━━ RECORDS SUPPLIED
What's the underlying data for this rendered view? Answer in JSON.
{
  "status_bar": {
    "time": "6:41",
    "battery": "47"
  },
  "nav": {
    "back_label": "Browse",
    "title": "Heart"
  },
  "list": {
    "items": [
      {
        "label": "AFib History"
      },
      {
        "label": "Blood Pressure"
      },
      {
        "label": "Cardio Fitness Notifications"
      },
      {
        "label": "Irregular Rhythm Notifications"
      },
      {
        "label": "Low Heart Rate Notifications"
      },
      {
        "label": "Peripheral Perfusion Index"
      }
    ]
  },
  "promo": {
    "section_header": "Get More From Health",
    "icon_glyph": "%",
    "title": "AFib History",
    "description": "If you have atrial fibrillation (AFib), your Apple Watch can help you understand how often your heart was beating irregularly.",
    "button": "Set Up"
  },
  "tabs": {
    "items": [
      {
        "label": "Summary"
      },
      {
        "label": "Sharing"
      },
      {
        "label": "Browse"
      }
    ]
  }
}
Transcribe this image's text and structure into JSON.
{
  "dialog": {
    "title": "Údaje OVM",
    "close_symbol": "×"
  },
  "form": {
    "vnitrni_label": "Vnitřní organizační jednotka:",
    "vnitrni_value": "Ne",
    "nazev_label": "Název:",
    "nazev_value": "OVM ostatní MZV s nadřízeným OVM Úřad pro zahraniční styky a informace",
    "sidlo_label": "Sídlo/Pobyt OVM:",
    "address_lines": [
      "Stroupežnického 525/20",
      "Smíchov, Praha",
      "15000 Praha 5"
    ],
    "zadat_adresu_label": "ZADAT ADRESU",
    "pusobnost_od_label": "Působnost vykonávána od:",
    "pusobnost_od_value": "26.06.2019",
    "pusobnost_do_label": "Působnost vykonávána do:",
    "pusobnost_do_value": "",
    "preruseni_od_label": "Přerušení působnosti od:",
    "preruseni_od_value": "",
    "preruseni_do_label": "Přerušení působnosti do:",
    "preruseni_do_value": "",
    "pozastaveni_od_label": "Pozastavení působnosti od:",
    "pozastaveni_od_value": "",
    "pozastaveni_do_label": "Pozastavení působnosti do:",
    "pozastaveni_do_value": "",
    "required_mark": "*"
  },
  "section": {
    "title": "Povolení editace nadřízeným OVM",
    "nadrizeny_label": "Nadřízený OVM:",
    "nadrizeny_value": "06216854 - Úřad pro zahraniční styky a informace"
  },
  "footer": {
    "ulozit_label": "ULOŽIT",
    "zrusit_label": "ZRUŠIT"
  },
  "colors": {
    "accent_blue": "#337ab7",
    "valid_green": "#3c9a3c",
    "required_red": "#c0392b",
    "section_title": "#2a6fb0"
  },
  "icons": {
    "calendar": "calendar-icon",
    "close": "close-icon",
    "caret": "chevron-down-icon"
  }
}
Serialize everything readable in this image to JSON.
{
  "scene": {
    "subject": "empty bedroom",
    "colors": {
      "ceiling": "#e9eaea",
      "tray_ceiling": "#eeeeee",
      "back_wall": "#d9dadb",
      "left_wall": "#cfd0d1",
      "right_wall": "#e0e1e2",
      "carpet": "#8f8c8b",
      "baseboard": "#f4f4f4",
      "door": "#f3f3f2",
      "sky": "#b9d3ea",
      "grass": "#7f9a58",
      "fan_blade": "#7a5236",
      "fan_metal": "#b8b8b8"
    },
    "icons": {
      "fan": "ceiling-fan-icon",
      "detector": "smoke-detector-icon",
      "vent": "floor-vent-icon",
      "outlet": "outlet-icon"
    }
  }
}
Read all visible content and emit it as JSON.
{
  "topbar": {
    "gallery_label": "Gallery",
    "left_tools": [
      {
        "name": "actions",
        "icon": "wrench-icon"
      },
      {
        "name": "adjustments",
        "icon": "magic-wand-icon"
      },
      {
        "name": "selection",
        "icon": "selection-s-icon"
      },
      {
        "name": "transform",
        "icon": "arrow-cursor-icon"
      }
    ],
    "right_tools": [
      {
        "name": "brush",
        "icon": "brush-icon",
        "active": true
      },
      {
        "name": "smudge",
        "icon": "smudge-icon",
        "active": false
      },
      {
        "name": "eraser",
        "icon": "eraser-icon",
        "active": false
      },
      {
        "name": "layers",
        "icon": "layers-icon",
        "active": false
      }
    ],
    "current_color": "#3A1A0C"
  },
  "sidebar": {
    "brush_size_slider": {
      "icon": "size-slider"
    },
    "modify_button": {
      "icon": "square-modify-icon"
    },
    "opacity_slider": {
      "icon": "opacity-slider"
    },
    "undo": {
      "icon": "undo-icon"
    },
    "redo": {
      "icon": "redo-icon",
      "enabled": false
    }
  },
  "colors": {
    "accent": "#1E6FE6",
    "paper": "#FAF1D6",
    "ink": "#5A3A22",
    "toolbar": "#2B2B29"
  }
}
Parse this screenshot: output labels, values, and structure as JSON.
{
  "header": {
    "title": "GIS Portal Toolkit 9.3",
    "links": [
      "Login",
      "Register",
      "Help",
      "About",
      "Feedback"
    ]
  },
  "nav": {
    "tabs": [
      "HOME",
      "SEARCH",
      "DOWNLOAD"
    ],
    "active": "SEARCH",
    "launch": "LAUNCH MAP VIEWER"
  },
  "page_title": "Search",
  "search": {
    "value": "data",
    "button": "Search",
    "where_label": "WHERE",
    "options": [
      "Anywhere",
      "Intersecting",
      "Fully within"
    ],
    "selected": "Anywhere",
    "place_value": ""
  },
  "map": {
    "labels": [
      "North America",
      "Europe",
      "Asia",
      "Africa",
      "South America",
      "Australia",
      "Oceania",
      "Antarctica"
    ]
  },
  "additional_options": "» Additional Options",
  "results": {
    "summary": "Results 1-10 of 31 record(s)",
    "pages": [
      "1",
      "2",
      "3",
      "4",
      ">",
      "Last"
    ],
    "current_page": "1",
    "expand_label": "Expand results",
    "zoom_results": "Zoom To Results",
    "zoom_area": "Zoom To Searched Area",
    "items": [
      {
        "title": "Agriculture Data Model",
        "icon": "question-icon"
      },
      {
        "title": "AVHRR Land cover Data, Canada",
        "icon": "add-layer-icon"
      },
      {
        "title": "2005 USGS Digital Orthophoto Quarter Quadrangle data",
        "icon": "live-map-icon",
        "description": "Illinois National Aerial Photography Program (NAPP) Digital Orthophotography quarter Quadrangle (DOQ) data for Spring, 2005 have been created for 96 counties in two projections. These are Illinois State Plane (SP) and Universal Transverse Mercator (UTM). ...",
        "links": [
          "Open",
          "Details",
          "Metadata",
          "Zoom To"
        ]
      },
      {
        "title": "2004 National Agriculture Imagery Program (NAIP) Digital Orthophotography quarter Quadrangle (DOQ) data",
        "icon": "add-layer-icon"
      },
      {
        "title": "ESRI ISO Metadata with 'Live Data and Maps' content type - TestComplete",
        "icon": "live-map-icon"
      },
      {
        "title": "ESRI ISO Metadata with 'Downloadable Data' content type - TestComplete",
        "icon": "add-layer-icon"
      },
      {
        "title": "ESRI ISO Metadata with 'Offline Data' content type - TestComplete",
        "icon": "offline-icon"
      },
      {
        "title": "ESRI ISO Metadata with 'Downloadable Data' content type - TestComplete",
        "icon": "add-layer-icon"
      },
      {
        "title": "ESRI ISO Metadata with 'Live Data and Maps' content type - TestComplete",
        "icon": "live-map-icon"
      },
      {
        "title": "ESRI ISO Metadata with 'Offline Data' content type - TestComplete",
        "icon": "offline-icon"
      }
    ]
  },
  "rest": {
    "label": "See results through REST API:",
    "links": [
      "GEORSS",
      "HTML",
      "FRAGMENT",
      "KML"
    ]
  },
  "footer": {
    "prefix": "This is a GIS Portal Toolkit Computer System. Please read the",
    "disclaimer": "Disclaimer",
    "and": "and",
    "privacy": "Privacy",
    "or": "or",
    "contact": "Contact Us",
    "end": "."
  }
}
━━━━
* [TASK OBJECTIVE] Gather up the lines that contain the word "působnosti".

* [SOLUTION FOR THIS PROBLEM]
    "preruseni_od_label": "Přerušení působnosti od:",
    "preruseni_do_label": "Přerušení působnosti do:",
    "pozastaveni_od_label": "Pozastavení působnosti od:",
    "pozastaveni_do_label": "Pozastavení působnosti do:",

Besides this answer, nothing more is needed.